Collected data entries

========================================

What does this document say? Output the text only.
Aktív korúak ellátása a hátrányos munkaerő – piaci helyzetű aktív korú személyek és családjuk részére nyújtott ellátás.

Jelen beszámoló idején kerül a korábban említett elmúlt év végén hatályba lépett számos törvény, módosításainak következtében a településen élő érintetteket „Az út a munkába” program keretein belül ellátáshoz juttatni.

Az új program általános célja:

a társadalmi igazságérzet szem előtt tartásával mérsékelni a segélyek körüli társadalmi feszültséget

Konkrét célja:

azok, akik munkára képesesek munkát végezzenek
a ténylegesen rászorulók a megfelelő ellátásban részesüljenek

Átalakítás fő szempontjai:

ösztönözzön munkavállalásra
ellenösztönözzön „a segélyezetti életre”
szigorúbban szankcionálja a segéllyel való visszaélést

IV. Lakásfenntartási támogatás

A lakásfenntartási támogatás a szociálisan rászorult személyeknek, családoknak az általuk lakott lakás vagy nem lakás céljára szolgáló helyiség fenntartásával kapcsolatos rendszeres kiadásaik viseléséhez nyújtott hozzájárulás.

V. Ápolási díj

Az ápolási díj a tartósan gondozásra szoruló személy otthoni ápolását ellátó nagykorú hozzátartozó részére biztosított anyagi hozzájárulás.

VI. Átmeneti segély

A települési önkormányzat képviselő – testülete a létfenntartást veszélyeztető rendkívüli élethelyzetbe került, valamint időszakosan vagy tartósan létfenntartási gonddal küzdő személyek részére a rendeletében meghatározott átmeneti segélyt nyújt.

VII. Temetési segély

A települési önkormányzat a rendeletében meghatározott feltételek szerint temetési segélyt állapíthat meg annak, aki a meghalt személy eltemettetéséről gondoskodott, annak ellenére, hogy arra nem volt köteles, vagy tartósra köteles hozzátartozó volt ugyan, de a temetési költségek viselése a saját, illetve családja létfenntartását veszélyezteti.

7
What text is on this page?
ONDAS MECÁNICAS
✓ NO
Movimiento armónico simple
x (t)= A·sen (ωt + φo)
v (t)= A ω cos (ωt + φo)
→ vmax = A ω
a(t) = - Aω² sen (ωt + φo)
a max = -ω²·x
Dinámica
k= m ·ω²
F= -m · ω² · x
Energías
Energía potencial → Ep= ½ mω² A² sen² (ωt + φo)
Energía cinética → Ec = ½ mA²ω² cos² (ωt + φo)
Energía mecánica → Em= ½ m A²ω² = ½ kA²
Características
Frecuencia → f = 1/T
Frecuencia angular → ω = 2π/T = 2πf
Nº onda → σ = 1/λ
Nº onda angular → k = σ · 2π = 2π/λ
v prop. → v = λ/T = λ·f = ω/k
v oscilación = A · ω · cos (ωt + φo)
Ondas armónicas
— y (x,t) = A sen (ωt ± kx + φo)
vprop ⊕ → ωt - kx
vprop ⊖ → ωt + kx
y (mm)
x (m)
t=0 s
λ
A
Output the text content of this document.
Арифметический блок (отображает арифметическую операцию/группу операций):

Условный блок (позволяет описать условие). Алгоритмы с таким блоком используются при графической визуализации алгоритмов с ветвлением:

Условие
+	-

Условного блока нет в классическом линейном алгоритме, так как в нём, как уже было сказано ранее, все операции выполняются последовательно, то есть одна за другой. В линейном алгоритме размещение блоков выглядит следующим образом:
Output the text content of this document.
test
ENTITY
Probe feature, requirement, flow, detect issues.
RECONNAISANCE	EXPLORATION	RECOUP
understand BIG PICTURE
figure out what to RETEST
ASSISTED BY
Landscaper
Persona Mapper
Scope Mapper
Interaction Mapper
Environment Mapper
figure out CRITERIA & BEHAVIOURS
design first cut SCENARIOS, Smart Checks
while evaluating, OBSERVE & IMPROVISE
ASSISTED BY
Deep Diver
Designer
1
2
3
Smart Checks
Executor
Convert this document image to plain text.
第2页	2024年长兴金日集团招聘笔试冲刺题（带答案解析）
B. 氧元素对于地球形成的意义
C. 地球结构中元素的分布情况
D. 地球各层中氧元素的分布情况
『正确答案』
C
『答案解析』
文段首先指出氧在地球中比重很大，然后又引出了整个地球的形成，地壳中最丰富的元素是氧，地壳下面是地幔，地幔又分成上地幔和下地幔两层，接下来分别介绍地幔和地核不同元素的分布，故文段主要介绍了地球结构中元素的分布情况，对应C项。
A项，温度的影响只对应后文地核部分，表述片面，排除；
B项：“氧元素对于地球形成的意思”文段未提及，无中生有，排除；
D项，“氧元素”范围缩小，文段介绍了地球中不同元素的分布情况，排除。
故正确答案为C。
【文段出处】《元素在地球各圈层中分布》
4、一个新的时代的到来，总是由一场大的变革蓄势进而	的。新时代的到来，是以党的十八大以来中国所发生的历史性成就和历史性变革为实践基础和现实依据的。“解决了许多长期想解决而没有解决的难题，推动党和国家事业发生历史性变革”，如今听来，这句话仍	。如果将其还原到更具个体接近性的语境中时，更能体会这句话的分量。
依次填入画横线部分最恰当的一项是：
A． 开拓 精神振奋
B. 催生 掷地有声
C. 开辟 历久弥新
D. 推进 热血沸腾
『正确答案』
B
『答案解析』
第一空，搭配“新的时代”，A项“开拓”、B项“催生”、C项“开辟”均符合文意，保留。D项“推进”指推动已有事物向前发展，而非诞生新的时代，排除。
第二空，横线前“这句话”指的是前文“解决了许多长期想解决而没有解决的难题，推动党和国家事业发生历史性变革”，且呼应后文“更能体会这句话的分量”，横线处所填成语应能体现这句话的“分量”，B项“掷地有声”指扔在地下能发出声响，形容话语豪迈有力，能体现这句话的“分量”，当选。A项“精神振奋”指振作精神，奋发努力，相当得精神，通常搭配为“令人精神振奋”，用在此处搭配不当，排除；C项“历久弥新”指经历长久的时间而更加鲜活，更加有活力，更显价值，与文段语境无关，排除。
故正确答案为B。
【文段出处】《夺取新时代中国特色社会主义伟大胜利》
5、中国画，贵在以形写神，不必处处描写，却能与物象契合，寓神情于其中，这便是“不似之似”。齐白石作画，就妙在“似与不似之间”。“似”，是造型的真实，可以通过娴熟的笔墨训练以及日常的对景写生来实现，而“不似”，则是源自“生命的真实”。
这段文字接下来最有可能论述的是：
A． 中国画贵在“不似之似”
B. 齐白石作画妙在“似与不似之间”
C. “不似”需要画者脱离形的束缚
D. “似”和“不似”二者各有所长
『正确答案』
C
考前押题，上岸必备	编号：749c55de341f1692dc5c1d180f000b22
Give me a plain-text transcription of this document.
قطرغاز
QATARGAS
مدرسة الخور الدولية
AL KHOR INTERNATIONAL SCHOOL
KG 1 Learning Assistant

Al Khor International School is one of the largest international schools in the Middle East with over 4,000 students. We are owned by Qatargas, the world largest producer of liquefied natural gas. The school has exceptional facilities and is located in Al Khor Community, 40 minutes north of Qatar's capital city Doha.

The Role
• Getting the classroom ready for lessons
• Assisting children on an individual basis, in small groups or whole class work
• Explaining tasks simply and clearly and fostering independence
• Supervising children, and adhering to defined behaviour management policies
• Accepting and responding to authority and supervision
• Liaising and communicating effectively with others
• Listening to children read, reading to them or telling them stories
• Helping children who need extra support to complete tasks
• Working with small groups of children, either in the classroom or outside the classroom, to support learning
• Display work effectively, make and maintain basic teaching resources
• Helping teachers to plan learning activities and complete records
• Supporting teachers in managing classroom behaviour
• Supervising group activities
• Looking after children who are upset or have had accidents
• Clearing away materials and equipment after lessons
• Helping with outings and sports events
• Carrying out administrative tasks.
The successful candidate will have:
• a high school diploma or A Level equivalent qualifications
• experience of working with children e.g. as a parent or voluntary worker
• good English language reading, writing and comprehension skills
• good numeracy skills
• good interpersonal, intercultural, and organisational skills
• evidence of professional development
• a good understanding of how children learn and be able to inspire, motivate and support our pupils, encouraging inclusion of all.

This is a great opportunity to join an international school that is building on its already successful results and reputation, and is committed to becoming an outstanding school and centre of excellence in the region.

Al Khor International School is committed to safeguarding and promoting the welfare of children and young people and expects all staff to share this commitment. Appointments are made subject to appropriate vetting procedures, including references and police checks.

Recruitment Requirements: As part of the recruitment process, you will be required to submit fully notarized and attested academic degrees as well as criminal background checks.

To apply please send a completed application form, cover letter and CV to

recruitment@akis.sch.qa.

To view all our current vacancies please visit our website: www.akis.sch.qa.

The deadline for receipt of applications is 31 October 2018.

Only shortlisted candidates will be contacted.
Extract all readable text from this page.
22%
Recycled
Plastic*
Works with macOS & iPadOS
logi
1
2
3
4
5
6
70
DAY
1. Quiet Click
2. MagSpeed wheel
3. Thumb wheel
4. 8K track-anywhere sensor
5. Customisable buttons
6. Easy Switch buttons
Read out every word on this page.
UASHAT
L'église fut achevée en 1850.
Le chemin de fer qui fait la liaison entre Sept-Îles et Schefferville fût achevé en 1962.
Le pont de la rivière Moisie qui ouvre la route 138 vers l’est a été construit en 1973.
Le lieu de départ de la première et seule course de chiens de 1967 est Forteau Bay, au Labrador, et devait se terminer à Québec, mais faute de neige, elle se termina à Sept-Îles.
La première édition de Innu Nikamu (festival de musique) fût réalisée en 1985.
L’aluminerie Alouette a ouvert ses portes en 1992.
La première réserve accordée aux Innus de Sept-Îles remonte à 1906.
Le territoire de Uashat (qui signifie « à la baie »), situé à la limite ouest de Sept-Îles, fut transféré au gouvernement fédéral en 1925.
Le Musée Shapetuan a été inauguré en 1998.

========================================

Requirement:
In the records above, locate the lines holding the word "nyújtott". Copy each of them.

Result of the exercise:
Aktív korúak ellátása a hátrányos munkaerő – piaci helyzetű aktív korú személyek és családjuk részére nyújtott ellátás.
A lakásfenntartási támogatás a szociálisan rászorult személyeknek, családoknak az általuk lakott lakás vagy nem lakás céljára szolgáló helyiség fenntartásával kapcsolatos rendszeres kiadásaik viseléséhez nyújtott hozzájárulás.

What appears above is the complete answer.